PROVIDED RECORDS

------------------------------------------------------------

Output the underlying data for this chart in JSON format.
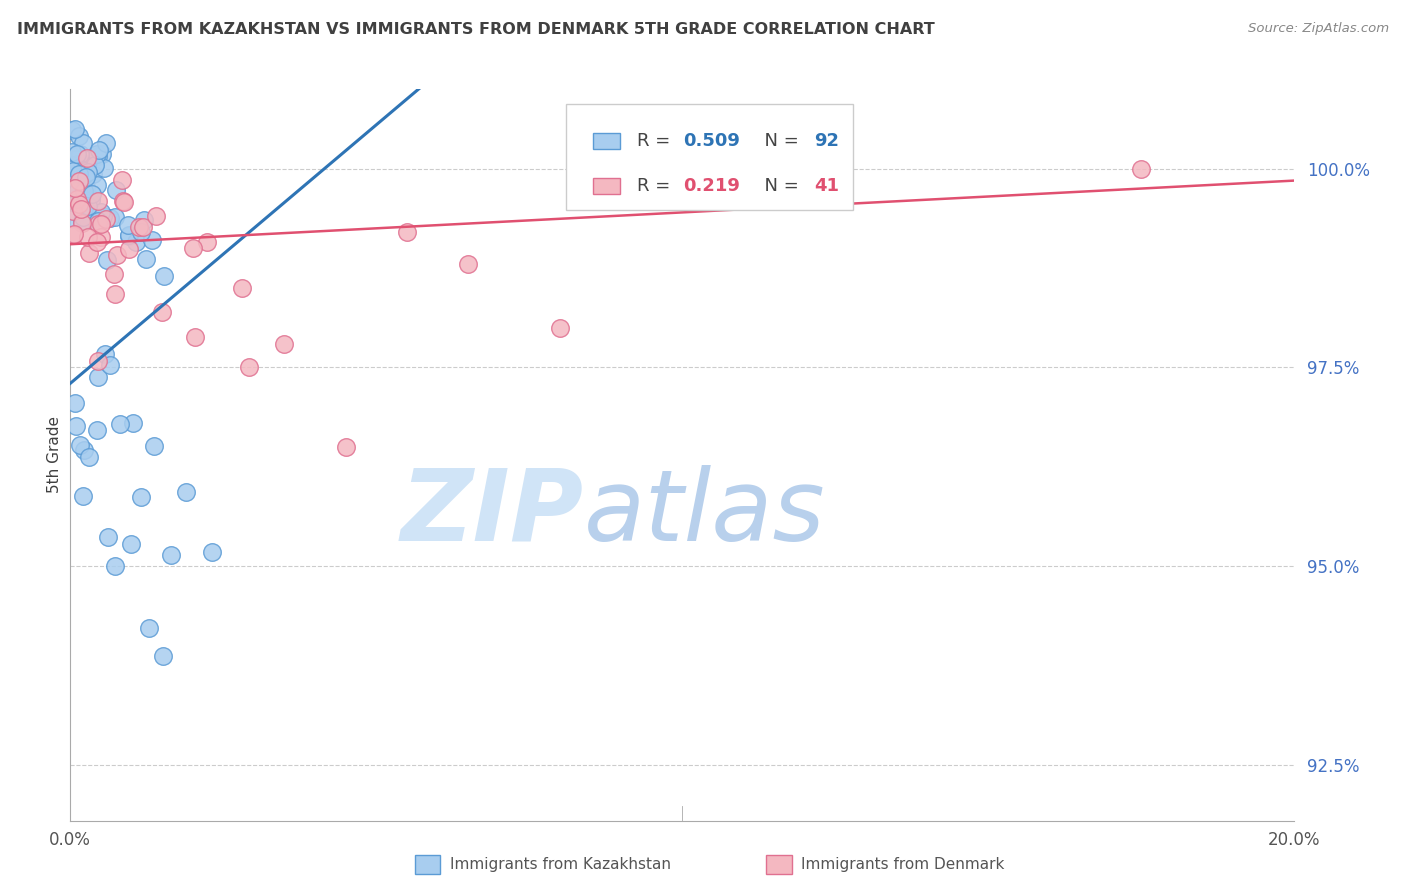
{
  "title": "IMMIGRANTS FROM KAZAKHSTAN VS IMMIGRANTS FROM DENMARK 5TH GRADE CORRELATION CHART",
  "source": "Source: ZipAtlas.com",
  "ylabel": "5th Grade",
  "xlim": [
    0.0,
    20.0
  ],
  "ylim": [
    91.8,
    101.0
  ],
  "yticks": [
    92.5,
    95.0,
    97.5,
    100.0
  ],
  "ytick_labels": [
    "92.5%",
    "95.0%",
    "97.5%",
    "100.0%"
  ],
  "xticks": [
    0.0,
    4.0,
    8.0,
    12.0,
    16.0,
    20.0
  ],
  "xtick_labels": [
    "0.0%",
    "",
    "",
    "",
    "",
    "20.0%"
  ],
  "series1_label": "Immigrants from Kazakhstan",
  "series1_R": 0.509,
  "series1_N": 92,
  "series1_color": "#A8CDEF",
  "series1_edge_color": "#5B9BD5",
  "series1_line_color": "#2E74B5",
  "series2_label": "Immigrants from Denmark",
  "series2_R": 0.219,
  "series2_N": 41,
  "series2_color": "#F4B8C1",
  "series2_edge_color": "#E07090",
  "series2_line_color": "#E05070",
  "watermark_zip": "ZIP",
  "watermark_atlas": "atlas",
  "watermark_color": "#D0E4F7",
  "legend_R_color": "#2E74B5",
  "legend_R2_color": "#E05070",
  "title_color": "#404040",
  "ytick_color": "#4472C4",
  "source_color": "#888888",
  "background_color": "#FFFFFF",
  "grid_color": "#CCCCCC",
  "spine_color": "#AAAAAA"
}
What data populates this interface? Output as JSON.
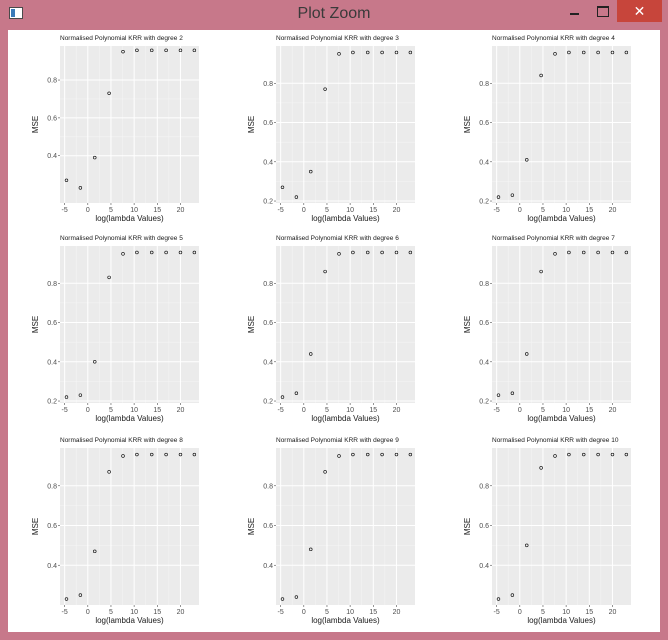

------------------------------------------------------------

TASK BRIEF
Write down the number of lines where the word "JSON" appears, and nothing further.

COMPLETE OUTPUT
2